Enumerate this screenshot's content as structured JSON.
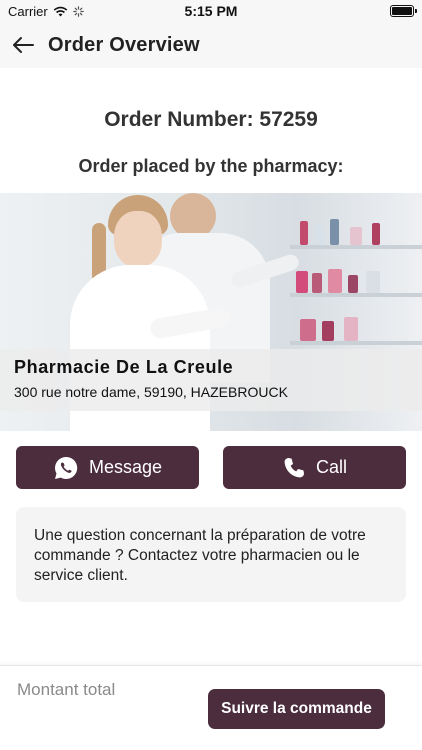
{
  "status_bar": {
    "carrier": "Carrier",
    "time": "5:15 PM"
  },
  "nav": {
    "title": "Order Overview",
    "back_icon": "arrow-left-icon"
  },
  "order": {
    "number_text": "Order Number: 57259",
    "placed_by_text": "Order placed by the pharmacy:"
  },
  "pharmacy": {
    "name": "Pharmacie De La Creule",
    "address": "300 rue notre dame, 59190, HAZEBROUCK"
  },
  "actions": {
    "message_label": "Message",
    "message_icon": "whatsapp-icon",
    "call_label": "Call",
    "call_icon": "phone-icon"
  },
  "info": {
    "text": "Une question concernant la préparation de votre commande ? Contactez votre pharmacien ou le service client."
  },
  "footer": {
    "total_label": "Montant total",
    "track_button": "Suivre la commande"
  },
  "colors": {
    "primary": "#4b2d3e",
    "info_bg": "#f4f4f4"
  }
}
::::::::::
▶ **Exercise description**
Each entry above is to be written out again unchanged, apart from the pictures, which are left out.

▶ **In response**
Enumerate this screenshot's content as structured JSON.
{
  "status_bar": {
    "carrier": "Carrier",
    "time": "5:15 PM"
  },
  "nav": {
    "title": "Order Overview",
    "back_icon": "arrow-left-icon"
  },
  "order": {
    "number_text": "Order Number: 57259",
    "placed_by_text": "Order placed by the pharmacy:"
  },
  "pharmacy": {
    "name": "Pharmacie De La Creule",
    "address": "300 rue notre dame, 59190, HAZEBROUCK"
  },
  "actions": {
    "message_label": "Message",
    "message_icon": "whatsapp-icon",
    "call_label": "Call",
    "call_icon": "phone-icon"
  },
  "info": {
    "text": "Une question concernant la préparation de votre commande ? Contactez votre pharmacien ou le service client."
  },
  "footer": {
    "total_label": "Montant total",
    "track_button": "Suivre la commande"
  },
  "colors": {
    "primary": "#4b2d3e",
    "info_bg": "#f4f4f4"
  }
}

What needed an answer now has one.